> [SOAL YANG DISELESAIKAN]: Lanjutkan kutipan tentang pengaturan kasasi di Mahkamah Agung, dimulai tepat setelah kalimat terakhirnya.

> [KUTIPAN SUMBER]:
********************
Undang-Undang tersebut adalah hasil pemikiran Mr. Supomo yang waktu itu menjabat sebagai Menteri Kehakiman Republik Indonesia Serikat, yang pertama (Menteri Kehakiman dari negara Bagian Republik Indonesia di Yogya adalah Mr. Abdul Gafar Pringgodig¬do menggantikan Mr. Susanto Tirtoprodjo - lihat halaman 34. "Kenang-kenangan sebagai Hakim selama 40 tahun mengalami tiga jaman" Oleh Mr. Wirjono Prodjodikoro - terbitan tahun 1974). Menurut Undang-Undang Dasar RIS pasal 148 ayat 1 Mahkamah Agung merupakan forum privilegiatum bagi pejabat-pejabat tertinggi negara. Fungsi ini telah dihapuskan sewaktu kita kembali kepada Undang-Undang Dasar 1945.
Beruntunglah dengan keluarnya Undang-Undang No. 1 tahun 1950 (I.N. tahun 1950 No. 30) lembaga kasasi diatur lebih lanjut yang terbatas pada lingkungan peradilan umum saja. Pada tahun 1965 diundangkan sebuah Undang-Undang No. 13 ta¬hun 1965 yang mengatur tentang: Pengadilan dalam lingkungan Peradilan Umum dan Mahkamah Agung. Sayang sekali bahwa Undang-Undang tersebut tidak memikirkan lebih jauh mengenai akibat hukum yang timbul setelah diundangkannya tanggal 6 Juni 1965, terbukti pasal 70 Undang-Undang tersebut menyatakan Undang-Undang Mahkamah Agung No. 1 tahun 1950 tidak berlaku lagi. Sedangkan acara berkasasi di Mahkamah Agung diatur secara lengkap dalam Undang-Undang No. 1 tahun 1950 tersebut. Timbullah suatu problema hukum yaitu adanya kekosongan hukum acara kasasi. Jalan keluar yang diambil oleh Mahkamah Agung untuk mengatasi kekosongan tersebut adalah menafsirkan pasal 70 tersebut sebagai berikut:
Oleh karena Undang-Undang No. 1 tahun 1950 tersebut disamping mengatur tentang susunan, kekuasaan Mahkamah Agung, mengatur pula tentang jalannya pengadilan di Mahkamah Agung, sedangkan Undang-Undang No. 13 tahun 1965 tersebut hanya mengatur tentang susunan, kedudukan Pengadilan dalam lingkungan Peradilan Umum dan Mahkamah Agung, dan, tidak mengatur tentang bagaimana beracara di Mahkamah Agung, maka Mahkamah Agung menganggap pasal 70 Undang-Undang No. 13 tahun 1965 hanya menghapus Undang-Undang No. 1 tahun 1950 sepanjang mengenai dan kedudukan Mahkamah Agung saja, sedangkan bagaimana jalan peradilan di Mahkamah Agung masih tetap memperlakukan Undang-Undang No. 1 tahun 1950.
********************
> [DAFTAR DATA]:
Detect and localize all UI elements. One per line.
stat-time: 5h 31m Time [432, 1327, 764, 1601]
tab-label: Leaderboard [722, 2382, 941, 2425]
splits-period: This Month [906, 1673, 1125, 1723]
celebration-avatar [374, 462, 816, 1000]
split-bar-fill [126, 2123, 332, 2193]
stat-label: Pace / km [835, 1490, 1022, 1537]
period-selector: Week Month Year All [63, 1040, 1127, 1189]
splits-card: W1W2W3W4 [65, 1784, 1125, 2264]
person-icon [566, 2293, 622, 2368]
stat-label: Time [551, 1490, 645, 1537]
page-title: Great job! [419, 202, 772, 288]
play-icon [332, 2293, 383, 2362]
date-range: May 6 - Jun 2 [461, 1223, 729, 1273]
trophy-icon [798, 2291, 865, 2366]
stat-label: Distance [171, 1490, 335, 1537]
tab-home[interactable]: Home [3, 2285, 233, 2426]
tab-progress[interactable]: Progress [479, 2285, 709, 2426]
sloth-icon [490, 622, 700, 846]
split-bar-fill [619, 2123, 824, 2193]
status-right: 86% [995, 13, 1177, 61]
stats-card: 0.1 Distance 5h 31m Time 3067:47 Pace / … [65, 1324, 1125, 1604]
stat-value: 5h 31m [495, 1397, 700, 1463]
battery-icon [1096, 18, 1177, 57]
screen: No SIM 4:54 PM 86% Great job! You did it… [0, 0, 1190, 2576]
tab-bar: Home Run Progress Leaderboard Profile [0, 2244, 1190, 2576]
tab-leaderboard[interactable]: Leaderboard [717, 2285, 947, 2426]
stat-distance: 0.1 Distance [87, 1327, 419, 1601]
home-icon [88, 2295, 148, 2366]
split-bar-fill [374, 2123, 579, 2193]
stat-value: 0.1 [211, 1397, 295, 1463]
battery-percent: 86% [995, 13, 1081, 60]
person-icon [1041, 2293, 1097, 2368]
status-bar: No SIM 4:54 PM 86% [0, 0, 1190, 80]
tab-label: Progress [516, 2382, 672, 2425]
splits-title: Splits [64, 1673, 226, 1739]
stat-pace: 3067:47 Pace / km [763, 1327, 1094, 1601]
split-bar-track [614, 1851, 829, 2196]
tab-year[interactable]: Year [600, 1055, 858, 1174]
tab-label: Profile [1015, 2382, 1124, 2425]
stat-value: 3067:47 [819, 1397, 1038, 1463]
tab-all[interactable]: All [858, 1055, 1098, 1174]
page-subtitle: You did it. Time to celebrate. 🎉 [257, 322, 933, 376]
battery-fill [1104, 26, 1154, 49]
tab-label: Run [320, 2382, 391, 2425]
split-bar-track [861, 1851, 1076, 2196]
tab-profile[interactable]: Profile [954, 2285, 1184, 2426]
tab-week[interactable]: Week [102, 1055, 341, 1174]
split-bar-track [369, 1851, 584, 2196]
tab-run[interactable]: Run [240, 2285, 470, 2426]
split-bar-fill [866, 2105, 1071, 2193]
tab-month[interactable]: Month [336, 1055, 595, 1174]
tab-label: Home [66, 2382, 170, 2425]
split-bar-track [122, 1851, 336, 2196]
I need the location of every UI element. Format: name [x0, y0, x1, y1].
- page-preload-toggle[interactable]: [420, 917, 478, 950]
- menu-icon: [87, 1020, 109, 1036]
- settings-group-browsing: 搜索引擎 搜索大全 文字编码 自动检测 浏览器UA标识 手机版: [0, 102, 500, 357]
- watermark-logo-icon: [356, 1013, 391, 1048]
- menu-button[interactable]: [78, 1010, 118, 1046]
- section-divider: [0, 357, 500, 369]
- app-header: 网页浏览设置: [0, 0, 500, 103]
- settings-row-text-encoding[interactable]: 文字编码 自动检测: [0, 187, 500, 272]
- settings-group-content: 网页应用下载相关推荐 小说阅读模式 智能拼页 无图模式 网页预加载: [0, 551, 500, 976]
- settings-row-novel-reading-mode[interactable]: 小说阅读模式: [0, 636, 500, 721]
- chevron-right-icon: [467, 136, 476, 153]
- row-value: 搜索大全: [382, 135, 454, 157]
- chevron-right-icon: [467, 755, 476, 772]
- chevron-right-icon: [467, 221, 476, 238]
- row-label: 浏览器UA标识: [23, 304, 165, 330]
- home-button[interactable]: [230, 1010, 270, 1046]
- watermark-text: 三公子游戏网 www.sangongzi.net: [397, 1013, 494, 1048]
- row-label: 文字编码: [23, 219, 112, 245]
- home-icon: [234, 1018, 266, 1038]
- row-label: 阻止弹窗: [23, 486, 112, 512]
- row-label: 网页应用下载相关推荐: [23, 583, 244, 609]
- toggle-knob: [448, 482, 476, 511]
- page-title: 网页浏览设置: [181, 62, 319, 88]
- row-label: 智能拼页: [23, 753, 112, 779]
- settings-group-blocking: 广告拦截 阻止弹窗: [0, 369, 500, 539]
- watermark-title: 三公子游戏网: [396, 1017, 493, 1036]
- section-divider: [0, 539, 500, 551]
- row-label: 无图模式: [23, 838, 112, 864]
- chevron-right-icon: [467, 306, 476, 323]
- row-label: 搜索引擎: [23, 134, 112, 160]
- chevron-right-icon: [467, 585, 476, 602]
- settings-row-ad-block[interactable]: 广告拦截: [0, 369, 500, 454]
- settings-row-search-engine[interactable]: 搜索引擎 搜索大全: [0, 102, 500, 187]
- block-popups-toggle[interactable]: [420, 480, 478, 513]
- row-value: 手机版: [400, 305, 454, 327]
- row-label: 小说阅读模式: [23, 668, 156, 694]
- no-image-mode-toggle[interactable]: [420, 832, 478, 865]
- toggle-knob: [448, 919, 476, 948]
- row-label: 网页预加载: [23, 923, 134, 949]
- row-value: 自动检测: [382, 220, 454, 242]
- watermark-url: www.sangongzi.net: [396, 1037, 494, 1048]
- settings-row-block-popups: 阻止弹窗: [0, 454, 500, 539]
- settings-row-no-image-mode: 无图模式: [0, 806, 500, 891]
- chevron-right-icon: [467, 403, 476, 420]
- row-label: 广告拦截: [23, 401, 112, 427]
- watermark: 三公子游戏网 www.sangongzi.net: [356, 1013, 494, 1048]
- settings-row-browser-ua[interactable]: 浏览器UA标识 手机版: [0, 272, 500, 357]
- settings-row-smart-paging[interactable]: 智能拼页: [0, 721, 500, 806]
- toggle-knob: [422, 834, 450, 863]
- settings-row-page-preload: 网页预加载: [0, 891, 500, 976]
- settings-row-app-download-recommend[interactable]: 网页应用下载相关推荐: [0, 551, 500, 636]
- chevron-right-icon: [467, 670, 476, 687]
********************
> [HASIL PENGERJAAN]:
Pendapat Mahkamah Agung tersebut dikukuhkan lebih lanjut dalam Jurisprudensi Mahkamah Agung yaitu dengan berpijak pada pasal 131 Undang-Undang tersebut.
Perkembangan selanjutnya dengan Undang-Undng No. 14 tahun 1970 tentang "Ketentuan-ketentuan Pokok Kekuasaan Kehakiman" tanggal 17 Desember 1970, antara lain dalam pasal 10 ayat (2) disebutkan bahwa Mahkamah Agung adalah Pengadilan Negara tertinggi dalam arti Mahkamah Agung sebagai badan pengadilan kasasi (terakhir) bagi putusan-putusan yang berasal dari Pengadilan-pengadilan lain yaitu yang meliputi keempat lingkungan peradilan yang masing-masing terdiri dari:
1. Peradilan Umum;
2. Pemdilan Agama;
3. Peradilan Militer;
4. Peadilan Tata Usaha Negara.

Hakim Agung harus mempunyai syarat sebagai berikut :
a.       Warga Negara Indonesia
b.      Berjiwa Proklamasi 17 Agustus 1945 dan tidak pernah memusuhi Revolusi Indonesia
c.       Berjiwa dan mengamalkan Pancasila dan Manipol serta segala pedoman pelaksanaannya
d.      Sarjana Hukum
e.       Ahli Hukum-bukan Sarjana Hukum
f.       Berumur serendah-rendahnya 35 tahun
g.      Berpengalaman sedikit-dikitnya 10 tahun dalam bidang hokum


C.       Wewenang dan Fungsi Mahkamah Agung
Menurut Undang-undang Dasar 1945, wewenang Mahkamah Agung adalah:
1)     Mengadili pada tingkat kasasi terhadap putusan yang diberikan pada tingkat terakhir oleh pengadilan di semua lingkungan peradilan yang berada di bawah
2)     Mahkamah Agung, kecuali undang-undang menentukan lain;
a)     menguji peraturan perundang-undangan di bawah undang-undang terhadap undang-undang; dan
b)     kewenangan lainnya yang diberikan undang-undang.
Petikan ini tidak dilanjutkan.